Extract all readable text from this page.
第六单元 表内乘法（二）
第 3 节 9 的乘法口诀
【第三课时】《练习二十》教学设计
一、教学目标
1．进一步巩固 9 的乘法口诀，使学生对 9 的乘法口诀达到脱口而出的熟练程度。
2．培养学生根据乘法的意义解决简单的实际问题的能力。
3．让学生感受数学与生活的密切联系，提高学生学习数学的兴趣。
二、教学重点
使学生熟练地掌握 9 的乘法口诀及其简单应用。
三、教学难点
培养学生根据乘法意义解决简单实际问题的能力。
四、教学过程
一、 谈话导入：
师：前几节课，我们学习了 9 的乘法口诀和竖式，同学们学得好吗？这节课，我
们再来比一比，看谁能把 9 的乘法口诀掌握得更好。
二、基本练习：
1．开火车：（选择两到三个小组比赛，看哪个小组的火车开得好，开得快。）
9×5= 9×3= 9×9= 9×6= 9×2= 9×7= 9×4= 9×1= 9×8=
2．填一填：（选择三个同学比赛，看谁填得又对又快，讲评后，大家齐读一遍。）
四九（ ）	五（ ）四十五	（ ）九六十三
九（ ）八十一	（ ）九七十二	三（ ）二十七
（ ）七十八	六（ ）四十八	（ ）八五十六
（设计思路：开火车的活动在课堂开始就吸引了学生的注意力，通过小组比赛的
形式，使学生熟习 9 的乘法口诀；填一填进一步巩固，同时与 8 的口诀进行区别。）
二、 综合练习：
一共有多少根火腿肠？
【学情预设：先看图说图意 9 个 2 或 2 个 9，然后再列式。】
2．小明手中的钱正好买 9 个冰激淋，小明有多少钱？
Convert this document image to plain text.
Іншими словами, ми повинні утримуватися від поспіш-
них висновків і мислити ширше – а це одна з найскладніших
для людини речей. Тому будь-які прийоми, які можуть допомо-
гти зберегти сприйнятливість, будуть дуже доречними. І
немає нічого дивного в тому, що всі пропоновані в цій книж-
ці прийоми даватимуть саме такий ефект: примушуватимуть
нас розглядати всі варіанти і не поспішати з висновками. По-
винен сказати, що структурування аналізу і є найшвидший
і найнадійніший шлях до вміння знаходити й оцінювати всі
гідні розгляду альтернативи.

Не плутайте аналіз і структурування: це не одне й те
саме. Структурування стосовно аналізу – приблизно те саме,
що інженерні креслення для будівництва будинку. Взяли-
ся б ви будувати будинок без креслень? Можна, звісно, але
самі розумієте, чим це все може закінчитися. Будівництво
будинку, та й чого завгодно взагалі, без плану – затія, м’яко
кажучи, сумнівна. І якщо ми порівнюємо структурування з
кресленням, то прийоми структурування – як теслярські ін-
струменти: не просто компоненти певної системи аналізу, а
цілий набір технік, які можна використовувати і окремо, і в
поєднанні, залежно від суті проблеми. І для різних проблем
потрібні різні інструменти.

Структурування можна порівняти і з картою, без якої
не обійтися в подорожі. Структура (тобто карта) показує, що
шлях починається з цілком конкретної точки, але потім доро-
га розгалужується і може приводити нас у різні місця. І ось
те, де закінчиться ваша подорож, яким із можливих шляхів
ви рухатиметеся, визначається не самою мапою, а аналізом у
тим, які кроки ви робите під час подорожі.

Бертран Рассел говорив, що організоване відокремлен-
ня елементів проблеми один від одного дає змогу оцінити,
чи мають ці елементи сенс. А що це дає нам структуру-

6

##########

WHAT TO PRODUCE: Output all records verbatim.

ANSWER TO THE TASK:
Extract all readable text from this page.
第六单元 表内乘法（二）
第 3 节 9 的乘法口诀
【第三课时】《练习二十》教学设计
一、教学目标
1．进一步巩固 9 的乘法口诀，使学生对 9 的乘法口诀达到脱口而出的熟练程度。
2．培养学生根据乘法的意义解决简单的实际问题的能力。
3．让学生感受数学与生活的密切联系，提高学生学习数学的兴趣。
二、教学重点
使学生熟练地掌握 9 的乘法口诀及其简单应用。
三、教学难点
培养学生根据乘法意义解决简单实际问题的能力。
四、教学过程
一、 谈话导入：
师：前几节课，我们学习了 9 的乘法口诀和竖式，同学们学得好吗？这节课，我
们再来比一比，看谁能把 9 的乘法口诀掌握得更好。
二、基本练习：
1．开火车：（选择两到三个小组比赛，看哪个小组的火车开得好，开得快。）
9×5= 9×3= 9×9= 9×6= 9×2= 9×7= 9×4= 9×1= 9×8=
2．填一填：（选择三个同学比赛，看谁填得又对又快，讲评后，大家齐读一遍。）
四九（ ）	五（ ）四十五	（ ）九六十三
九（ ）八十一	（ ）九七十二	三（ ）二十七
（ ）七十八	六（ ）四十八	（ ）八五十六
（设计思路：开火车的活动在课堂开始就吸引了学生的注意力，通过小组比赛的
形式，使学生熟习 9 的乘法口诀；填一填进一步巩固，同时与 8 的口诀进行区别。）
二、 综合练习：
一共有多少根火腿肠？
【学情预设：先看图说图意 9 个 2 或 2 个 9，然后再列式。】
2．小明手中的钱正好买 9 个冰激淋，小明有多少钱？
Convert this document image to plain text.
Іншими словами, ми повинні утримуватися від поспіш-
них висновків і мислити ширше – а це одна з найскладніших
для людини речей. Тому будь-які прийоми, які можуть допомо-
гти зберегти сприйнятливість, будуть дуже доречними. І
немає нічого дивного в тому, що всі пропоновані в цій книж-
ці прийоми даватимуть саме такий ефект: примушуватимуть
нас розглядати всі варіанти і не поспішати з висновками. По-
винен сказати, що структурування аналізу і є найшвидший
і найнадійніший шлях до вміння знаходити й оцінювати всі
гідні розгляду альтернативи.

Не плутайте аналіз і структурування: це не одне й те
саме. Структурування стосовно аналізу – приблизно те саме,
що інженерні креслення для будівництва будинку. Взяли-
ся б ви будувати будинок без креслень? Можна, звісно, але
самі розумієте, чим це все може закінчитися. Будівництво
будинку, та й чого завгодно взагалі, без плану – затія, м’яко
кажучи, сумнівна. І якщо ми порівнюємо структурування з
кресленням, то прийоми структурування – як теслярські ін-
струменти: не просто компоненти певної системи аналізу, а
цілий набір технік, які можна використовувати і окремо, і в
поєднанні, залежно від суті проблеми. І для різних проблем
потрібні різні інструменти.

Структурування можна порівняти і з картою, без якої
не обійтися в подорожі. Структура (тобто карта) показує, що
шлях починається з цілком конкретної точки, але потім доро-
га розгалужується і може приводити нас у різні місця. І ось
те, де закінчиться ваша подорож, яким із можливих шляхів
ви рухатиметеся, визначається не самою мапою, а аналізом у
тим, які кроки ви робите під час подорожі.

Бертран Рассел говорив, що організоване відокремлен-
ня елементів проблеми один від одного дає змогу оцінити,
чи мають ці елементи сенс. А що це дає нам структуру-

6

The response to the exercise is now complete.